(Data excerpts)
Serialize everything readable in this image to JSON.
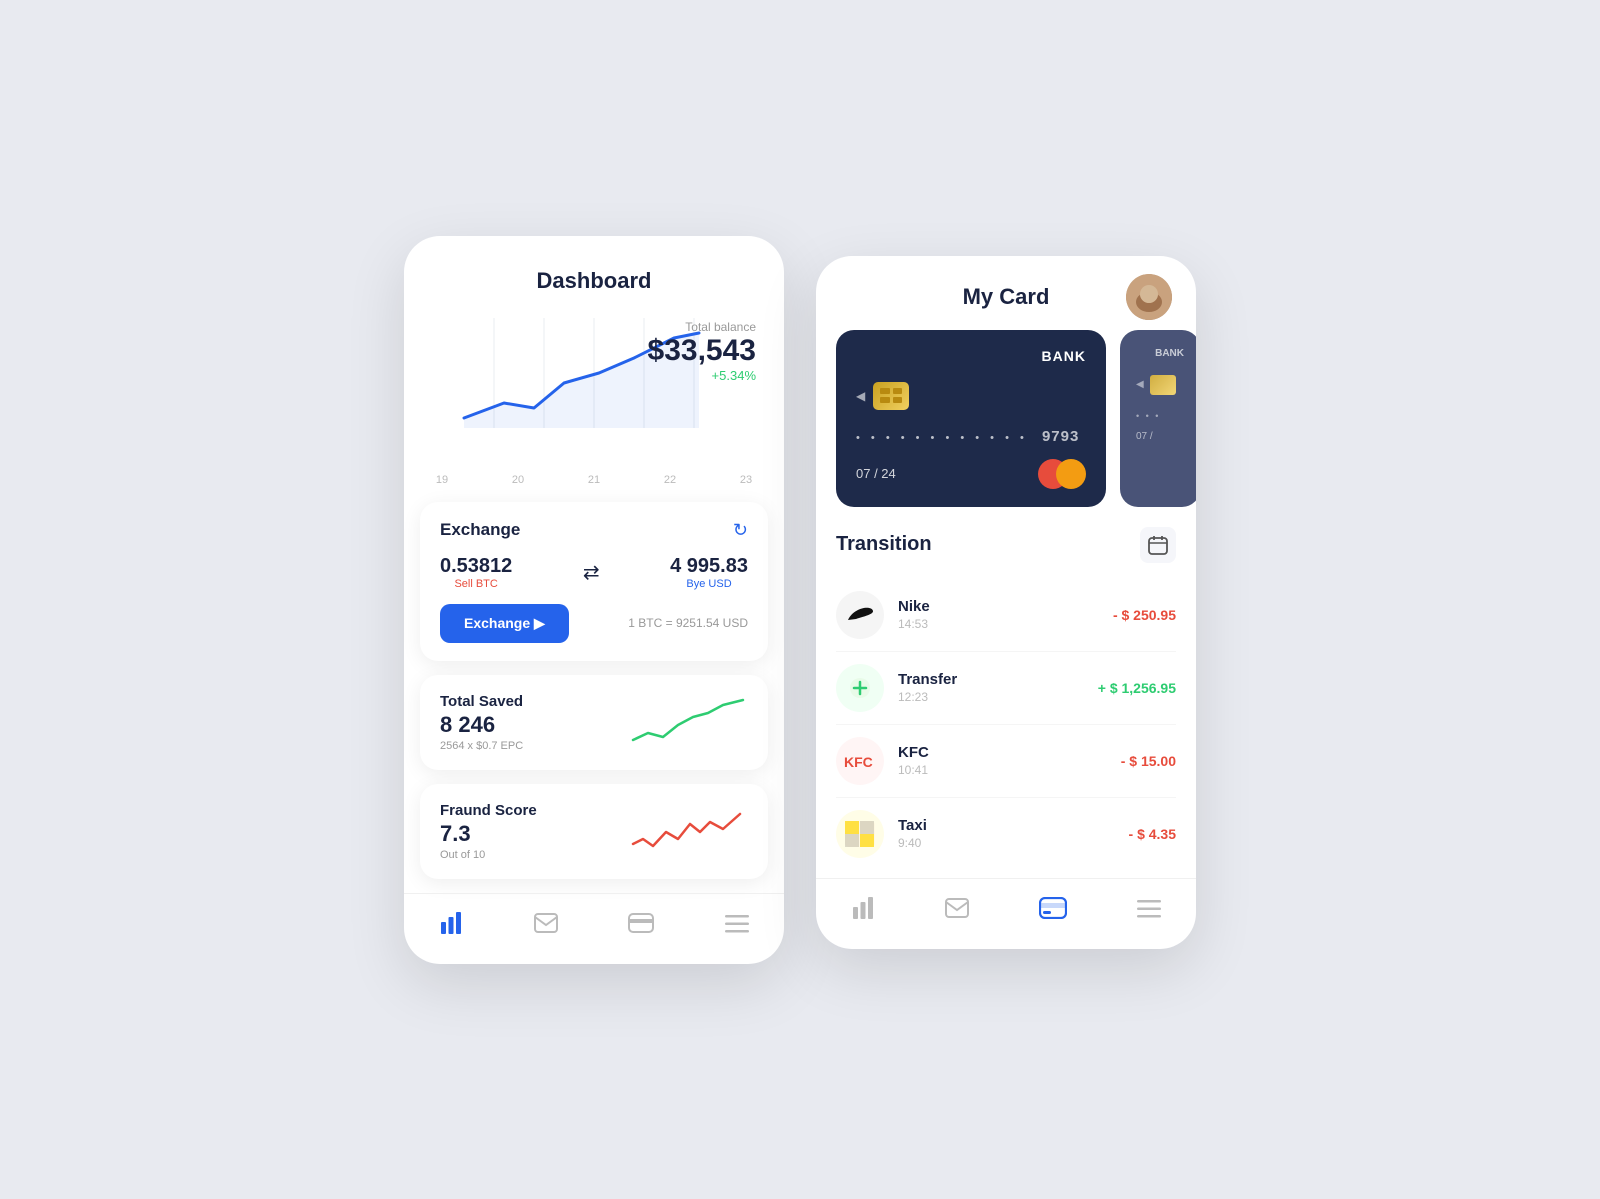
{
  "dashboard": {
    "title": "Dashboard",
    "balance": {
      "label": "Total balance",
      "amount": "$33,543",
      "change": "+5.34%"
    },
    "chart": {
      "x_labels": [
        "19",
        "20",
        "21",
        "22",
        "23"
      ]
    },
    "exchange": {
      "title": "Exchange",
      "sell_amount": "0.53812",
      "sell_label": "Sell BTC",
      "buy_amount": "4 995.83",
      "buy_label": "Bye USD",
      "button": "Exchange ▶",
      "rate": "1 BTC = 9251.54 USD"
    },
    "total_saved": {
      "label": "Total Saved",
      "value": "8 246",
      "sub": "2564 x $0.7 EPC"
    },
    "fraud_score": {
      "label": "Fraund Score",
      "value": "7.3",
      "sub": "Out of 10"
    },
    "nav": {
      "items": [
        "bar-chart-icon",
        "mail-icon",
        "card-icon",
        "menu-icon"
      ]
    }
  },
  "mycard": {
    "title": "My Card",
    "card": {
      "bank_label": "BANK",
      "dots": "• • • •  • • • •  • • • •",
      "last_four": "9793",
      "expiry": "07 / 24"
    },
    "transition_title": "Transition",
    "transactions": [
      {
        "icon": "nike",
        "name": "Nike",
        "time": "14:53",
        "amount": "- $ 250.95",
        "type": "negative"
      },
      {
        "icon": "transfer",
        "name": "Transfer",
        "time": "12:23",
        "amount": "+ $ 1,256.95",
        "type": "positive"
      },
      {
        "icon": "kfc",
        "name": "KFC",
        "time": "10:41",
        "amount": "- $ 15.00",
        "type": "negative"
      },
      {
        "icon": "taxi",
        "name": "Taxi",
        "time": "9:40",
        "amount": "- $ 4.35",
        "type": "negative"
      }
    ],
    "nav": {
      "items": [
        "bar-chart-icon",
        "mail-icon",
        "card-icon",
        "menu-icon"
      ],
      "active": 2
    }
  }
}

Aim: Transcribe the full listing above exactly as it stands, minus the pictures.

Answer below:
Serialize everything readable in this image to JSON.
{
  "dashboard": {
    "title": "Dashboard",
    "balance": {
      "label": "Total balance",
      "amount": "$33,543",
      "change": "+5.34%"
    },
    "chart": {
      "x_labels": [
        "19",
        "20",
        "21",
        "22",
        "23"
      ]
    },
    "exchange": {
      "title": "Exchange",
      "sell_amount": "0.53812",
      "sell_label": "Sell BTC",
      "buy_amount": "4 995.83",
      "buy_label": "Bye USD",
      "button": "Exchange ▶",
      "rate": "1 BTC = 9251.54 USD"
    },
    "total_saved": {
      "label": "Total Saved",
      "value": "8 246",
      "sub": "2564 x $0.7 EPC"
    },
    "fraud_score": {
      "label": "Fraund Score",
      "value": "7.3",
      "sub": "Out of 10"
    },
    "nav": {
      "items": [
        "bar-chart-icon",
        "mail-icon",
        "card-icon",
        "menu-icon"
      ]
    }
  },
  "mycard": {
    "title": "My Card",
    "card": {
      "bank_label": "BANK",
      "dots": "• • • •  • • • •  • • • •",
      "last_four": "9793",
      "expiry": "07 / 24"
    },
    "transition_title": "Transition",
    "transactions": [
      {
        "icon": "nike",
        "name": "Nike",
        "time": "14:53",
        "amount": "- $ 250.95",
        "type": "negative"
      },
      {
        "icon": "transfer",
        "name": "Transfer",
        "time": "12:23",
        "amount": "+ $ 1,256.95",
        "type": "positive"
      },
      {
        "icon": "kfc",
        "name": "KFC",
        "time": "10:41",
        "amount": "- $ 15.00",
        "type": "negative"
      },
      {
        "icon": "taxi",
        "name": "Taxi",
        "time": "9:40",
        "amount": "- $ 4.35",
        "type": "negative"
      }
    ],
    "nav": {
      "items": [
        "bar-chart-icon",
        "mail-icon",
        "card-icon",
        "menu-icon"
      ],
      "active": 2
    }
  }
}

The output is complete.